Chuck Klosterman

can’t write objectively about Charlie Brown. Any detachment I express is an illusion, or maybe a straightforward lie. My alleged critical distance microscopes to zero. It always feels like I’m pretending to write about a two-dimensional character when I’m really just writing about myself.

This, I realize, is no accident.

I know that Charlie Brown is a literary invention consciously designed to make people feel like they’re looking at an image of themselves. If you can’t empathize with Charlie Brown, you likely lack an ability to empathize with any fictional character. Here is a child continually humiliated for desiring nothing more than normalcy—the opportunity to kick a football, the aptitude to fly a kite, the freedom to walk down the sidewalk without having a random acquaintance compare his skull to a block of lumber. He wants glory, but not an excessive amount (one baseball victory would be more than enough). He has the coolest dog in town, but that plays to his disadvantage. He’s an eight-year-old who needs a psychiatrist, and he has to pay the bill himself (only five cents, but still). Charlie Brown knows his life is a contradictory struggle, and sometimes his only option is to lie in a dark room, alone with his thoughts. He will never win. He will never win. Yet Charlie Brown is still happy. He still has friends. He still gets excited about all his little projects that are all destined to fail. Very often, young Americans are simultaneously pessimistic about the world and optimistic about themselves—they assume everyone’s future is bleak, except for their own. Charlie Brown is the opposite. He knows he’s doomed, but that doesn’t stop him from trying anything and everything. He believes existence is amazing, despite his own personal experience. It’s the quality that makes him so likeable: he does not see the cruel world as cruel. He believes the world is good, even if everything that’s ever happened to him suggests otherwise. All he wants are the things everyone else seems to get without trying. He aspires to be average, which—for him—is an impossible dream.

I suppose nobody feels this way all the time. But everybody feels this way occasionally.

Charles M. Schulz died on February 12, 2000. The final Peanuts strip ran the very next day, a coincidence noted by virtually everyone who cared about the man and his work. In the years since his passing, I’ve noticed a curious trend: for whatever reason, it’s become popular to assert that the spiritual center of the Peanuts universe is not Charlie Brown. The postmodern answer to that puzzle is Snoopy—dynamic, indefatigable, and hyperimaginative. Perception has drifted toward the qualities that the public prefers to celebrate. It’s a little like what happened on the TV show Happy Days: by its third season, a sitcom originally focused on milquetoast Richie Cunningham had evolved into a vehicle for the supercoolness of Fonzie. Obviously, this type of paradigm shift is no crime against humanity, and I love Snoopy almost as much as his owner (he’s a wonderful dancer and my all-time favorite novelist). But Snoopy is not the emotional vortex of Peanuts. That’s simply wrong. The linchpin to Peanuts will always be Charlie Brown. It can be no one else. And this is because Charlie Brown effortlessly embodies what Peanuts truly is: an introduction to adult problems, explained by children.

What to work on ▸
Copy the passage of the Charlie Brown essay between "can’t write objectively" and "is no accident.", inclusive.

Data shown ▸
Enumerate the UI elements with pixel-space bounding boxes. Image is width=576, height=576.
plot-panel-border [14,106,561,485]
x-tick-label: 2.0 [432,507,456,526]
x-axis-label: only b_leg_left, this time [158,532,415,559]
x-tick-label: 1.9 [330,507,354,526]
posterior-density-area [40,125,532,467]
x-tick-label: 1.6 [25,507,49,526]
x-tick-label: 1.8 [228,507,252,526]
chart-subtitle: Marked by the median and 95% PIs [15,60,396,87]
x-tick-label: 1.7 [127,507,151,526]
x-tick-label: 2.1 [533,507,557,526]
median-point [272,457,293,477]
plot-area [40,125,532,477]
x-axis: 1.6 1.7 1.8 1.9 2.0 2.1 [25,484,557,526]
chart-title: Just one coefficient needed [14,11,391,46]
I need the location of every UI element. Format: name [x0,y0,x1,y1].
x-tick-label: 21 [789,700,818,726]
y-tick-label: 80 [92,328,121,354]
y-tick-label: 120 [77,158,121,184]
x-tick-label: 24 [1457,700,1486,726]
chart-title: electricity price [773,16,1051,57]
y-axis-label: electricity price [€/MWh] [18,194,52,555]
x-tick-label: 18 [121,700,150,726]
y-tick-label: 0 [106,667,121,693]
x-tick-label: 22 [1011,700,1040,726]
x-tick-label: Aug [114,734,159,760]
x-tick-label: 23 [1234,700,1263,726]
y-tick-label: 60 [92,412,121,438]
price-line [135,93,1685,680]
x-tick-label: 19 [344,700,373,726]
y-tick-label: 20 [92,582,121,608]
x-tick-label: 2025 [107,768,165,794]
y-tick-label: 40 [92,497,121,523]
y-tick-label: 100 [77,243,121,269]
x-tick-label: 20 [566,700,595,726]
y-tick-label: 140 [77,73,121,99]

Answer for this exercise ▸
can’t write objectively about Charlie Brown. Any detachment I express is an illusion, or maybe a straightforward lie. My alleged critical distance microscopes to zero. It always feels like I’m pretending to write about a two-dimensional character when I’m really just writing about myself.

This, I realize, is no accident.